**GIVEN REQUEST:** Quote the full listing word for word.

Raw records
/---

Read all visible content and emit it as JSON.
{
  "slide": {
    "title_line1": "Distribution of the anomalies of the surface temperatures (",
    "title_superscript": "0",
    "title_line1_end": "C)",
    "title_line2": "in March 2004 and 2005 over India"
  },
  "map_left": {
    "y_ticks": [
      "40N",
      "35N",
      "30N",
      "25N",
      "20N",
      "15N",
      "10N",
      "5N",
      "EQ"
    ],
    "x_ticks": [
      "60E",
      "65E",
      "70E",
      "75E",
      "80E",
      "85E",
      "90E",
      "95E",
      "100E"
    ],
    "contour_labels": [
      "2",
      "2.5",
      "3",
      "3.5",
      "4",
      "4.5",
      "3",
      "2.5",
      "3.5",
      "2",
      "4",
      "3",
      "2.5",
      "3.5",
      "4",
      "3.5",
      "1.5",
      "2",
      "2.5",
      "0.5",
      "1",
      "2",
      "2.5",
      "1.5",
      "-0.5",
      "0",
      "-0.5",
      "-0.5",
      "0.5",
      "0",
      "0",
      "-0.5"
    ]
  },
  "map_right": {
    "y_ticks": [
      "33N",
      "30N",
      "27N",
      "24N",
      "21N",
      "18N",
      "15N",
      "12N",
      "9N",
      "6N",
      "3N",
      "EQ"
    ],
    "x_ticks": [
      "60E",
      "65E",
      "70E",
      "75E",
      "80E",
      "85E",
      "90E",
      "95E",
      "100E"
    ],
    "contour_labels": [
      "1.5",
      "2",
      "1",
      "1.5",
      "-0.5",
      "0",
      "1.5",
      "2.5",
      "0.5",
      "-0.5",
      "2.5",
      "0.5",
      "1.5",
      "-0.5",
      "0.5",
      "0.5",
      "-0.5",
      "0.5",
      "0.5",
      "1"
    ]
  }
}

\---

**THE RESPONSE:**
Read all visible content and emit it as JSON.
{
  "slide": {
    "title_line1": "Distribution of the anomalies of the surface temperatures (",
    "title_superscript": "0",
    "title_line1_end": "C)",
    "title_line2": "in March 2004 and 2005 over India"
  },
  "map_left": {
    "y_ticks": [
      "40N",
      "35N",
      "30N",
      "25N",
      "20N",
      "15N",
      "10N",
      "5N",
      "EQ"
    ],
    "x_ticks": [
      "60E",
      "65E",
      "70E",
      "75E",
      "80E",
      "85E",
      "90E",
      "95E",
      "100E"
    ],
    "contour_labels": [
      "2",
      "2.5",
      "3",
      "3.5",
      "4",
      "4.5",
      "3",
      "2.5",
      "3.5",
      "2",
      "4",
      "3",
      "2.5",
      "3.5",
      "4",
      "3.5",
      "1.5",
      "2",
      "2.5",
      "0.5",
      "1",
      "2",
      "2.5",
      "1.5",
      "-0.5",
      "0",
      "-0.5",
      "-0.5",
      "0.5",
      "0",
      "0",
      "-0.5"
    ]
  },
  "map_right": {
    "y_ticks": [
      "33N",
      "30N",
      "27N",
      "24N",
      "21N",
      "18N",
      "15N",
      "12N",
      "9N",
      "6N",
      "3N",
      "EQ"
    ],
    "x_ticks": [
      "60E",
      "65E",
      "70E",
      "75E",
      "80E",
      "85E",
      "90E",
      "95E",
      "100E"
    ],
    "contour_labels": [
      "1.5",
      "2",
      "1",
      "1.5",
      "-0.5",
      "0",
      "1.5",
      "2.5",
      "0.5",
      "-0.5",
      "2.5",
      "0.5",
      "1.5",
      "-0.5",
      "0.5",
      "0.5",
      "-0.5",
      "0.5",
      "0.5",
      "1"
    ]
  }
}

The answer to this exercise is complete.